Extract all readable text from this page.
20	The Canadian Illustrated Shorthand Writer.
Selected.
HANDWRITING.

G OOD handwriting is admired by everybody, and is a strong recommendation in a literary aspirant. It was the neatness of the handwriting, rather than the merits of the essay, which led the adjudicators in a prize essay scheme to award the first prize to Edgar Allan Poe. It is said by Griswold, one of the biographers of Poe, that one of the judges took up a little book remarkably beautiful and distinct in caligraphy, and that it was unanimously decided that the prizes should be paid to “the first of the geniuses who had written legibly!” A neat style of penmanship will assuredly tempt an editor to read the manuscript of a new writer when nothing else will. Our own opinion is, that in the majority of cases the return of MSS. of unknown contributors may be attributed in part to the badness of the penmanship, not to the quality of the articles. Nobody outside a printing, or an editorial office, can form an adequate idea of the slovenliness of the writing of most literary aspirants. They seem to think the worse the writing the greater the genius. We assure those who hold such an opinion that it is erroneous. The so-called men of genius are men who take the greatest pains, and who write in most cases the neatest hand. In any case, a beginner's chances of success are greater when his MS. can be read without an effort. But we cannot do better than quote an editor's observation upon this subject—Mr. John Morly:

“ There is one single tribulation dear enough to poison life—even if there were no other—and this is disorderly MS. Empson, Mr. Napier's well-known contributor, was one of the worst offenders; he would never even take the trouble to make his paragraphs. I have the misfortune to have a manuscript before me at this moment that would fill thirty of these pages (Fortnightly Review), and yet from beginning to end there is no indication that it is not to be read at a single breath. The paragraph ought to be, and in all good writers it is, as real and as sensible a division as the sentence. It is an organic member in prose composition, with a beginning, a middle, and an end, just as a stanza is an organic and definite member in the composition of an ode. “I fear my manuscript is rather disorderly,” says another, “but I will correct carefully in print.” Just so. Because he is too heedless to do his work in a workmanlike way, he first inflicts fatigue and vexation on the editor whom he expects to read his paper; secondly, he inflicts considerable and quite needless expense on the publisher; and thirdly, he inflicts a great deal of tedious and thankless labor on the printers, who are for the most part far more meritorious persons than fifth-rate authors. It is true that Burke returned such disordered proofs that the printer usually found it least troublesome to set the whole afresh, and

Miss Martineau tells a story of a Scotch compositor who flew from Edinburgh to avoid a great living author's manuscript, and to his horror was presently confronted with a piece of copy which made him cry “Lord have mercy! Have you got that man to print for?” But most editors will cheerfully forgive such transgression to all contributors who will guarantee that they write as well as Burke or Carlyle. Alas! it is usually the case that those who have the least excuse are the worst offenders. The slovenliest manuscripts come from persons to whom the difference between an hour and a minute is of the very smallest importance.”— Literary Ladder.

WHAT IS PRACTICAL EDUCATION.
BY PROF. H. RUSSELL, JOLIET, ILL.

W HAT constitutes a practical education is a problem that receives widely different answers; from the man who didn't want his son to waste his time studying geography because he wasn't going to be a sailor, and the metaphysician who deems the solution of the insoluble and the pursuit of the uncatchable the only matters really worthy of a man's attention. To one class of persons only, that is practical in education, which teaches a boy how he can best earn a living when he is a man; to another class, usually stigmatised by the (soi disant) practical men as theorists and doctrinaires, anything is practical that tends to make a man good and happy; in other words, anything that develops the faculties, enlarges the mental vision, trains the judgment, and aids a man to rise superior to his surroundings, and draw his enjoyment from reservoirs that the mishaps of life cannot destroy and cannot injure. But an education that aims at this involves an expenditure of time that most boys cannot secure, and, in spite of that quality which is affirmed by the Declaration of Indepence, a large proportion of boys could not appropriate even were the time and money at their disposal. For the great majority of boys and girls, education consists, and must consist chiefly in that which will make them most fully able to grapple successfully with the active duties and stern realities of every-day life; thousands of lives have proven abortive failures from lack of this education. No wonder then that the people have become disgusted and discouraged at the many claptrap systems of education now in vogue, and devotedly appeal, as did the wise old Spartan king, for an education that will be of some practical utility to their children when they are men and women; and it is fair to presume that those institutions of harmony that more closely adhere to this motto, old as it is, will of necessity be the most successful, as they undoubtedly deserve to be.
━━━━
## TASK OBJECTIVE
Write down the full listing again, exactly.

## OUTPUT OF THE EXERCISE
Extract all readable text from this page.
20	The Canadian Illustrated Shorthand Writer.
Selected.
HANDWRITING.

G OOD handwriting is admired by everybody, and is a strong recommendation in a literary aspirant. It was the neatness of the handwriting, rather than the merits of the essay, which led the adjudicators in a prize essay scheme to award the first prize to Edgar Allan Poe. It is said by Griswold, one of the biographers of Poe, that one of the judges took up a little book remarkably beautiful and distinct in caligraphy, and that it was unanimously decided that the prizes should be paid to “the first of the geniuses who had written legibly!” A neat style of penmanship will assuredly tempt an editor to read the manuscript of a new writer when nothing else will. Our own opinion is, that in the majority of cases the return of MSS. of unknown contributors may be attributed in part to the badness of the penmanship, not to the quality of the articles. Nobody outside a printing, or an editorial office, can form an adequate idea of the slovenliness of the writing of most literary aspirants. They seem to think the worse the writing the greater the genius. We assure those who hold such an opinion that it is erroneous. The so-called men of genius are men who take the greatest pains, and who write in most cases the neatest hand. In any case, a beginner's chances of success are greater when his MS. can be read without an effort. But we cannot do better than quote an editor's observation upon this subject—Mr. John Morly:

“ There is one single tribulation dear enough to poison life—even if there were no other—and this is disorderly MS. Empson, Mr. Napier's well-known contributor, was one of the worst offenders; he would never even take the trouble to make his paragraphs. I have the misfortune to have a manuscript before me at this moment that would fill thirty of these pages (Fortnightly Review), and yet from beginning to end there is no indication that it is not to be read at a single breath. The paragraph ought to be, and in all good writers it is, as real and as sensible a division as the sentence. It is an organic member in prose composition, with a beginning, a middle, and an end, just as a stanza is an organic and definite member in the composition of an ode. “I fear my manuscript is rather disorderly,” says another, “but I will correct carefully in print.” Just so. Because he is too heedless to do his work in a workmanlike way, he first inflicts fatigue and vexation on the editor whom he expects to read his paper; secondly, he inflicts considerable and quite needless expense on the publisher; and thirdly, he inflicts a great deal of tedious and thankless labor on the printers, who are for the most part far more meritorious persons than fifth-rate authors. It is true that Burke returned such disordered proofs that the printer usually found it least troublesome to set the whole afresh, and

Miss Martineau tells a story of a Scotch compositor who flew from Edinburgh to avoid a great living author's manuscript, and to his horror was presently confronted with a piece of copy which made him cry “Lord have mercy! Have you got that man to print for?” But most editors will cheerfully forgive such transgression to all contributors who will guarantee that they write as well as Burke or Carlyle. Alas! it is usually the case that those who have the least excuse are the worst offenders. The slovenliest manuscripts come from persons to whom the difference between an hour and a minute is of the very smallest importance.”— Literary Ladder.

WHAT IS PRACTICAL EDUCATION.
BY PROF. H. RUSSELL, JOLIET, ILL.

W HAT constitutes a practical education is a problem that receives widely different answers; from the man who didn't want his son to waste his time studying geography because he wasn't going to be a sailor, and the metaphysician who deems the solution of the insoluble and the pursuit of the uncatchable the only matters really worthy of a man's attention. To one class of persons only, that is practical in education, which teaches a boy how he can best earn a living when he is a man; to another class, usually stigmatised by the (soi disant) practical men as theorists and doctrinaires, anything is practical that tends to make a man good and happy; in other words, anything that develops the faculties, enlarges the mental vision, trains the judgment, and aids a man to rise superior to his surroundings, and draw his enjoyment from reservoirs that the mishaps of life cannot destroy and cannot injure. But an education that aims at this involves an expenditure of time that most boys cannot secure, and, in spite of that quality which is affirmed by the Declaration of Indepence, a large proportion of boys could not appropriate even were the time and money at their disposal. For the great majority of boys and girls, education consists, and must consist chiefly in that which will make them most fully able to grapple successfully with the active duties and stern realities of every-day life; thousands of lives have proven abortive failures from lack of this education. No wonder then that the people have become disgusted and discouraged at the many claptrap systems of education now in vogue, and devotedly appeal, as did the wise old Spartan king, for an education that will be of some practical utility to their children when they are men and women; and it is fair to presume that those institutions of harmony that more closely adhere to this motto, old as it is, will of necessity be the most successful, as they undoubtedly deserve to be.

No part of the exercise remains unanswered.